State how many lines in the listing below include the word "this", and add nothing besides the number.

-- Begin Data section --

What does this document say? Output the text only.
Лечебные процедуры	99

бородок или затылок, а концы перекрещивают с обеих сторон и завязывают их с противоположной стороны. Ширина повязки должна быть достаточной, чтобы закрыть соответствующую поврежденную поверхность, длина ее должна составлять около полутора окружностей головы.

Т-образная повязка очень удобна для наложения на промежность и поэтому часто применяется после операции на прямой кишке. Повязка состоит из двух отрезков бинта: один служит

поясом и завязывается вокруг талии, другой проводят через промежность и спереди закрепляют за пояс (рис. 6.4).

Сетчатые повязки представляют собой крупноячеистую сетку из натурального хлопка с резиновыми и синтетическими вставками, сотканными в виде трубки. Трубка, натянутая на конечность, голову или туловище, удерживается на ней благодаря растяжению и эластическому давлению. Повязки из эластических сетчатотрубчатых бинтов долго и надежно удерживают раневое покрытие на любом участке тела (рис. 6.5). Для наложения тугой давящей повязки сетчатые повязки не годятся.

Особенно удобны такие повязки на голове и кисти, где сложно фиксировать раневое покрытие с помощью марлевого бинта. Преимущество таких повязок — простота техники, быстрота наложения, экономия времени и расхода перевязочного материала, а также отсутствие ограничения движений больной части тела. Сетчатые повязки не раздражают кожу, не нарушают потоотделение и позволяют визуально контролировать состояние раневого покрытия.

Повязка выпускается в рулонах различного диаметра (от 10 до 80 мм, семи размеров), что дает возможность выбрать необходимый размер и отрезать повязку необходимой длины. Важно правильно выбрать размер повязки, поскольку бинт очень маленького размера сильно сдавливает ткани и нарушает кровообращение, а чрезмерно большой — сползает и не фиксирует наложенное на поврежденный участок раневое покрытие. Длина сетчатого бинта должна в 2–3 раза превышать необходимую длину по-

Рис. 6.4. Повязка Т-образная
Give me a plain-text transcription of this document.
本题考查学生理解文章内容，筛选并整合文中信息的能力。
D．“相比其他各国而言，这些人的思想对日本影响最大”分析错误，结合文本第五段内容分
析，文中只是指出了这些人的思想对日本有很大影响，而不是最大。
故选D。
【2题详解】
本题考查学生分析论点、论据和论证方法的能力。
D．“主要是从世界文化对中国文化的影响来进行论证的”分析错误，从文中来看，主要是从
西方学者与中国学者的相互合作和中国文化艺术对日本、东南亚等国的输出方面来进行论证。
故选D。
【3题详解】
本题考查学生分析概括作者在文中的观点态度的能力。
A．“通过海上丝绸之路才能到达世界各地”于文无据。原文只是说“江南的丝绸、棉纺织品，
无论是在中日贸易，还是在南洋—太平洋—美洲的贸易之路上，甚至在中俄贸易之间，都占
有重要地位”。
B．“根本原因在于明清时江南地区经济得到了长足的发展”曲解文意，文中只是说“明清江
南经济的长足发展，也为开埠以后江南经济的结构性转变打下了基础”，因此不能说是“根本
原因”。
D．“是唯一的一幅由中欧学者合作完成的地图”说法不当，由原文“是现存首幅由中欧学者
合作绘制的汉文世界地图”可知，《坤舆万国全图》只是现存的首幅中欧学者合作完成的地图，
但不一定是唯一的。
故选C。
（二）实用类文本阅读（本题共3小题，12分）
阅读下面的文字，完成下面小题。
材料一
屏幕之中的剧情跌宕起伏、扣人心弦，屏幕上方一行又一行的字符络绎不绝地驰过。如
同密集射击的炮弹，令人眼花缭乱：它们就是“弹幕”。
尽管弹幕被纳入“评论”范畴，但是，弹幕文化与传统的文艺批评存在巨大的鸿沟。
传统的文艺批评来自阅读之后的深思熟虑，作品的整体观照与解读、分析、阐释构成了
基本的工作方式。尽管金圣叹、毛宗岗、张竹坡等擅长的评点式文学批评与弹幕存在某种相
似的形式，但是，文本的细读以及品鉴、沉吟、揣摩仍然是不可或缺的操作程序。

-- End Data section --

Solution to the problem: 2